Look through the records below and collect all lines that hold the string "高效液相色谱法".

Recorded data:
————————

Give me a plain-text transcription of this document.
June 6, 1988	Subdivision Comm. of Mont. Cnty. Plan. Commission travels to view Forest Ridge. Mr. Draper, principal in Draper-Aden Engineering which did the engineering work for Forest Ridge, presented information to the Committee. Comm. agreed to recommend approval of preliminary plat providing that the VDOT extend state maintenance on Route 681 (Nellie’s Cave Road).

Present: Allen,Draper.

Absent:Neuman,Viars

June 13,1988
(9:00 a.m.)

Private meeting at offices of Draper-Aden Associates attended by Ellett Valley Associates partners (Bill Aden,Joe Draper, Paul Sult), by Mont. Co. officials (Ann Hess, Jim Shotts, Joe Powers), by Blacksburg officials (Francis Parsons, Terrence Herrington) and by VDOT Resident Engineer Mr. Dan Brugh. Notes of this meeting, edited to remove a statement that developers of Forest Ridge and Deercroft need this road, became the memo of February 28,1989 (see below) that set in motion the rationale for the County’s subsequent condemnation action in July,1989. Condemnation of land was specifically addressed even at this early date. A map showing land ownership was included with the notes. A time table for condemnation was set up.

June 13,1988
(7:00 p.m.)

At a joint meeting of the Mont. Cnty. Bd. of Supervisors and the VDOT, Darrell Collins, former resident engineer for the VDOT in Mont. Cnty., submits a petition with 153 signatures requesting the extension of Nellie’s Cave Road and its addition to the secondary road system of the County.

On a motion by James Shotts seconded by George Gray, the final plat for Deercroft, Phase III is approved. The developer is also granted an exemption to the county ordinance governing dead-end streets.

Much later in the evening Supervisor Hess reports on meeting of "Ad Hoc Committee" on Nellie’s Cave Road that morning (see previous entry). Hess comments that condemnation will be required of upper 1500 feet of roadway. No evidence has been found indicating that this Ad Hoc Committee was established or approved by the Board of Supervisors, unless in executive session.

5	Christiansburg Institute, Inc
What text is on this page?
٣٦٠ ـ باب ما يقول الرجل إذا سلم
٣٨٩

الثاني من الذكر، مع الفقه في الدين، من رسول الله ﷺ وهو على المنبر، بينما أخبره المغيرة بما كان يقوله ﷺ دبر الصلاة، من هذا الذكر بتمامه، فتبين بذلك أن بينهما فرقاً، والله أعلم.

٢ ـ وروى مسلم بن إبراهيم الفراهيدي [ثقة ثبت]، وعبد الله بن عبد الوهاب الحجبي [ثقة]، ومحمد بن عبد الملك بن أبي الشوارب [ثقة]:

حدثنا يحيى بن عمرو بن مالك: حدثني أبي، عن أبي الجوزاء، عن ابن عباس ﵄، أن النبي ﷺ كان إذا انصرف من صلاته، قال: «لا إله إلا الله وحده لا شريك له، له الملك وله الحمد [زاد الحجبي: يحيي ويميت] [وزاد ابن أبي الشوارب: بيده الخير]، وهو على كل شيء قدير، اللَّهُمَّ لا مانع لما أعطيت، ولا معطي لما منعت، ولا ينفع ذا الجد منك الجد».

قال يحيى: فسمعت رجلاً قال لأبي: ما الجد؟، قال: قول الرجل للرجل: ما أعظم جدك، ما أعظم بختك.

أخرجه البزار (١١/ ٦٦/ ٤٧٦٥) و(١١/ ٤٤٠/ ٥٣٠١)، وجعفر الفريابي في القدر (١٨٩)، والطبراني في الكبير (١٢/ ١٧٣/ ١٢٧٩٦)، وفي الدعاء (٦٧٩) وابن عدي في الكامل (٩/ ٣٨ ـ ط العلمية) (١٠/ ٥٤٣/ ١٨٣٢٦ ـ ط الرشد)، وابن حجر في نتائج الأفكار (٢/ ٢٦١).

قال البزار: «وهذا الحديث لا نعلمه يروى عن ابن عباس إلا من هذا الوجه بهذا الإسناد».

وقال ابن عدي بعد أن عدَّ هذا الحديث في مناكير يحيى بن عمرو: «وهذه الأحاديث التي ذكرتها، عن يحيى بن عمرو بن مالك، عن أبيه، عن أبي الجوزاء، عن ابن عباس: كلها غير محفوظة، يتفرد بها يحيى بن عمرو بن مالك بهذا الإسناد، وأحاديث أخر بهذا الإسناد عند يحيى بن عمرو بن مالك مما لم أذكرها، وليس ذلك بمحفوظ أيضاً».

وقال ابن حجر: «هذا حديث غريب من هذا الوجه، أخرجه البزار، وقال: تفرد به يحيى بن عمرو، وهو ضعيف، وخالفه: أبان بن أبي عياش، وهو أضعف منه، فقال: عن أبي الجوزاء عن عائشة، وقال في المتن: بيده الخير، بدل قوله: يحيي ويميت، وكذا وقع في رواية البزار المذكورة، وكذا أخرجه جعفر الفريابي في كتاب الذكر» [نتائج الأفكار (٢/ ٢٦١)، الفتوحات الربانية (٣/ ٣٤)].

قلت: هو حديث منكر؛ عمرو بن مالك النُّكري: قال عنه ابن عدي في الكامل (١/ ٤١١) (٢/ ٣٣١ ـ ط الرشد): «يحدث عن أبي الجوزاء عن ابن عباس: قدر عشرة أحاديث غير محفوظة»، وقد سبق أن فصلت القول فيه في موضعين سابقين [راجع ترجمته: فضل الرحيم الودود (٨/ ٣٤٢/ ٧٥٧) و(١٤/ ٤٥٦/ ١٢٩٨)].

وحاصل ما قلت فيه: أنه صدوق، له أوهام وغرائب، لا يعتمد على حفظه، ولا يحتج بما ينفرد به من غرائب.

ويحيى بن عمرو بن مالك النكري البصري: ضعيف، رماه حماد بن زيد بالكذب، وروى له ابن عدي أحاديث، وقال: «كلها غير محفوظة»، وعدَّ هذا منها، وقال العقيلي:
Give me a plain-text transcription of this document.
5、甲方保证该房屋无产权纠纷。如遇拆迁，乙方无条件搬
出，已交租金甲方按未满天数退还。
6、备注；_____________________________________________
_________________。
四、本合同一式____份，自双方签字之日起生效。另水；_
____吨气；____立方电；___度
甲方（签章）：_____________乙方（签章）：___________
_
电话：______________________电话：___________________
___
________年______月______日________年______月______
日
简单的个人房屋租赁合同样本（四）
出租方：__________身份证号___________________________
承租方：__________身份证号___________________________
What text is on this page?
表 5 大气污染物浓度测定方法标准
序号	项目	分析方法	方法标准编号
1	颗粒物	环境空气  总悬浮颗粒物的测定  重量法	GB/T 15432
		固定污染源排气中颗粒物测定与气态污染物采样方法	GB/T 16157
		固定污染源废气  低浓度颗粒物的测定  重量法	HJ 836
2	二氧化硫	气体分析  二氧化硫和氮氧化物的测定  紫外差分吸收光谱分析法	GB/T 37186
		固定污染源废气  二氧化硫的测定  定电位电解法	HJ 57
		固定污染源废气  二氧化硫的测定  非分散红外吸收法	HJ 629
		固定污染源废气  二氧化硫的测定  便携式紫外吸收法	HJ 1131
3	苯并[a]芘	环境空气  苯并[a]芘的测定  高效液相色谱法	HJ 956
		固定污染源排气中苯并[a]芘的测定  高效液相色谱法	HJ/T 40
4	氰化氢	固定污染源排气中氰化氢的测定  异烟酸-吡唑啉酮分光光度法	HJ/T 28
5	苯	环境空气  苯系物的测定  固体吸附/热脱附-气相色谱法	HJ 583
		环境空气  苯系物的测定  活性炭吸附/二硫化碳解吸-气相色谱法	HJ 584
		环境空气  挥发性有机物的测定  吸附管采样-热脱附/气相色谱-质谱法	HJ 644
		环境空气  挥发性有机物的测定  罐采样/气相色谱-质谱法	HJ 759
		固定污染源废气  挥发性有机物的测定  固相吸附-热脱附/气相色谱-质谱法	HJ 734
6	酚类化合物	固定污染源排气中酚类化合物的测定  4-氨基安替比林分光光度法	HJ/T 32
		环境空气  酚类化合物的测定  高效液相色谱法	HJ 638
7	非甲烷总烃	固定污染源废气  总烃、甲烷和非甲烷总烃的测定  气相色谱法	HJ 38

————————

● PROBLEM SOLUTION:
3	苯并[a]芘	环境空气  苯并[a]芘的测定  高效液相色谱法	HJ 956
		固定污染源排气中苯并[a]芘的测定  高效液相色谱法	HJ/T 40
		环境空气  酚类化合物的测定  高效液相色谱法	HJ 638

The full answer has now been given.